## Teks yang ditampilkan
====================
Pada tahun 2003, Provinsi Papua dibagi atau meminjam istilah pemerintah, dimekarkan, menjadi dua provinsi, dengan diresmikannya Provinsi Papua Barat melalui Instruksi Presiden No 1/2003. Hampir dua dekade kemudian tepatnya pada Juni 2022 tiga provinsi baru dibentuk yaitu Papua Tengah, Papua Pegunungan, dan Papua Selatan, yang para penjabat gubernurnya dilantik pada 11 November lalu. Kemudian DPR mengesahkan Undang-Undang Pembentukan Provinsi Papua Barat Daya pada 17 November.
Dalam sambutannya, Mendagri Tito menjelaskan bahwa Musa’ad dipilih sebagai Penjabat Gubernur Papua Barat Daya melalui mekanisme usulan dan sidang Tim Penilai Akhir yang dipimpin langsung oleh Presiden.
“Saya minta amanah yang diberikan oleh Tuhan yang Maha Kuasa serta kepercayaan pimpinan negara Bapak Presiden kepada Bapak agar dapat dimanfaatkan sebaik-baiknya dan selurus-lurusnya, serta setulus-tulusnya untuk dapat mempercepat pembangunan di Provinsi Papua Barat Daya,” ujar Tito.
Selain itu, Tito meminta Penjabat Gubernur agar menjaga stabilitas politik dan keamanan di Papua Barat Daya. .
Kebijakan mengabaikan orang asli Papua
Direktur Lembaga Penelitian Pengkajian dan Pengembangan Bantuan Hukum (LP3BH) Manokwari, Yan Warinussy, mengatakan bahwa pemekaran provinsi di tanah Papua yang kini dilakukan oleh pemerintah tidak berdasarkan kebutuhan orang asli Papua (OAP) sebagai salah satu subjek hukum penting.
“Negara sama sekali tidak memenuhi kewajibannya untuk mendengar aspirasi rakyat Papua,” kata Warinussy.
Aktivis Papua Merdeka, Oktovianus Mote, mengatakan pemerintah sejak tahun 1963 mencari cara memusnahkan OAP dan mengklaim tanah Papua ini sebagai milik Indonesia.
“Yang dibutuhkan dari Papua ini hanya tanahnya, bukan manusianya,” kata Mote kepada BenarNews.
“(Mantan Kepala BIN) Hendropriyono sendiri sudah pernah bilang OAP di pindahkan ke Sulawesi saja. Ini adalah slow motion genocide.”
Menurut Mote, cara yang paling mungkin untuk menguasai tanah Papua adalah membagi tanahnya, sehingga dengan tiba-tiba Indonesia membagi-bagi Papua tanpa keterlibatan OAP.
“Selain itu, OAP juga sudah mulai terkonsolidasi untuk merdeka,” tegas Mote.
====================
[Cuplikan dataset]
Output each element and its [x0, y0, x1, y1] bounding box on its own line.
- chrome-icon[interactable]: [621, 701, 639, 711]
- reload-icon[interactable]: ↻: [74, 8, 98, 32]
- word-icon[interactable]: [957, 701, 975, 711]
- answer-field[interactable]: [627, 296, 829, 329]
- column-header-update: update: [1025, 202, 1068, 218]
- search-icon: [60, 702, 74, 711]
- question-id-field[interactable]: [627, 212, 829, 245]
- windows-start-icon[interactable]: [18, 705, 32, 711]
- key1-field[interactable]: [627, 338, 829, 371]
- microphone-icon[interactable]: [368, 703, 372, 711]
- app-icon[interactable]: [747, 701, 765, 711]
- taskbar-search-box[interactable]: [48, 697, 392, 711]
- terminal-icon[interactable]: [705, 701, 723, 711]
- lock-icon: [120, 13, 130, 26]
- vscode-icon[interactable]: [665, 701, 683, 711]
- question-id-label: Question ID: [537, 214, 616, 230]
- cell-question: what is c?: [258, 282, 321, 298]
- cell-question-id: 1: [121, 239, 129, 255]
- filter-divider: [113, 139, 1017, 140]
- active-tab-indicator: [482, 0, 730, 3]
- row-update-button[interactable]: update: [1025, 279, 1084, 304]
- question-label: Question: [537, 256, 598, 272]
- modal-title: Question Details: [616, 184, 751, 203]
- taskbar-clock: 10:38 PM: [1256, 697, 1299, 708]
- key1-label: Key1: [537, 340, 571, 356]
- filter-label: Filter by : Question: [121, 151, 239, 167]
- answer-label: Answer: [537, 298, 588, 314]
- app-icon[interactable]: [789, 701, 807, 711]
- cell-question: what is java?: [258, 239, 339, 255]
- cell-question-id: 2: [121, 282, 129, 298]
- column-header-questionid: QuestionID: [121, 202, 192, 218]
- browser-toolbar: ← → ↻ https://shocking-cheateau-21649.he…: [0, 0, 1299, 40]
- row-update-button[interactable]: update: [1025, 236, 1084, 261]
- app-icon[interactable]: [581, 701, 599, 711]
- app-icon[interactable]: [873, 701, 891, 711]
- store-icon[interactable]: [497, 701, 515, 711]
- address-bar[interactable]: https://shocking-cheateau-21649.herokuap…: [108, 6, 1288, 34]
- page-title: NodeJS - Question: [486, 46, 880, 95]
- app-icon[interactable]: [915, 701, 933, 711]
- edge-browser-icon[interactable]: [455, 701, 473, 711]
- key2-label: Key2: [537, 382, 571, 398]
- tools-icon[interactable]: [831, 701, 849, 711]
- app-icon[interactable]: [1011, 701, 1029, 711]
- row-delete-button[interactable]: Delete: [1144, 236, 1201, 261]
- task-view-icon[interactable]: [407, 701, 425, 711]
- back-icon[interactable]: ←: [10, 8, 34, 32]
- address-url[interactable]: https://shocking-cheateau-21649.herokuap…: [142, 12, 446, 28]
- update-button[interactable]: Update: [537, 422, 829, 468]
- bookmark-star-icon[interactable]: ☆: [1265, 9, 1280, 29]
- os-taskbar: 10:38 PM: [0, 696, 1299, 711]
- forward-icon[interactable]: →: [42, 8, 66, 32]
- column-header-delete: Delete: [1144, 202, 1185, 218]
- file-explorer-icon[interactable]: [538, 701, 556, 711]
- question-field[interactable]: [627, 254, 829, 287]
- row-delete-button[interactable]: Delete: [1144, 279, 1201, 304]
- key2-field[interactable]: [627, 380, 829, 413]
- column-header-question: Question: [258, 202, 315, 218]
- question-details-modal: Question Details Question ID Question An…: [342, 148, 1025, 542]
====================
## Tugas yang dikerjakan
1 > Sebutkan semua provinsi hasil pemekaran yang disebutkan dalam teks tentang pemekaran Papua.
2 > Lanjutkan teks tentang pemekaran provinsi di Papua setelah kalimat terakhirnya.
Data tersebut berasal dari sumber lain.

## Jawaban tertulis
1 > Papua Barat, Papua Tengah, Papua Pegunungan, Papua Selatan, dan Papua Barat Daya.

2 >
Mote menambahkan dengan pembentukan provinsi baru tersebut akan mendorong masuknya orang non-Papua dalam jumlah besar sehingga pada gilirannya orang asli akan habis.
Selain itu, kata dia, karena setiap provinsi akan mendirikan satu Komando Daerah Militer (Kodam) dan satu Kepolisian Daerah (Polda), sehingga pada akhirnya satu aparat akan jaga satu orang Papua.
“Militer akan bertambah terus,” kata Mote, menambahkan orang asli Papua yang mendukung pemekaran dan mendukung kebijakan politik Indonesia ini selalu berakhir tragis, seperti mantan gubernur Papua, Barnabas Suebu.
“Orang Papua harus bangkit bersatu dan lawan. Tidak ada kata lain. Mau harap siapa?” teriak Mote.
“Proses pembuatan UU sengaja dipercepat”
Menyoroti pembentukan Provinsi Papua Barat Daya dan keprihatinan aktivis Papua, Peneliti Badan Riset dan Inovasi Nasional (BRIN) Riris Katharina mengungkapkan bahwa secara politik penyusunan seluruh UU Pembentukan Provinsi di Papua memang disengaja dipercepat.
Menurut Riris, Undang-Undang Nomor 2 Tahun 2021 tentang Perubahan Kedua Atas Undang-Undang Nomor 21 Tahun 2001 tentang Otonomi Khusus bagi Provinsi Papua mem-by pass banyak prosedur sebagaimana diamanatkan dalam UU Nomor 23 Tahun 2014 tentang Pemerintahan Daerah, tanpa didahului pembentukan daerah persiapan, bahkan prosesnya lebih singkat.
“Akibatnya, proses deliberative menjadi proses formalitas semata. Persoalan yang diidentifikasi para peneliti, akademisi diselesaikan secara teknokratik, yang untuk Papua kurang relevan. Contoh konkret penempatan OAP dalam birokrasi,” kata Riris kepada BenarNews.
Riris mempertanyakan berapa banyak birokrat OAP yang bisa duduk dalam jabatan birokrasi yang aturannya sudah jelas, yaitu harus duduk dalam kepangkatan tertentu.
“Ini yang dikhawatirkan orang luar akan kembali menduduki jabatan-jabatan dalam birokrasi,” kata Riris.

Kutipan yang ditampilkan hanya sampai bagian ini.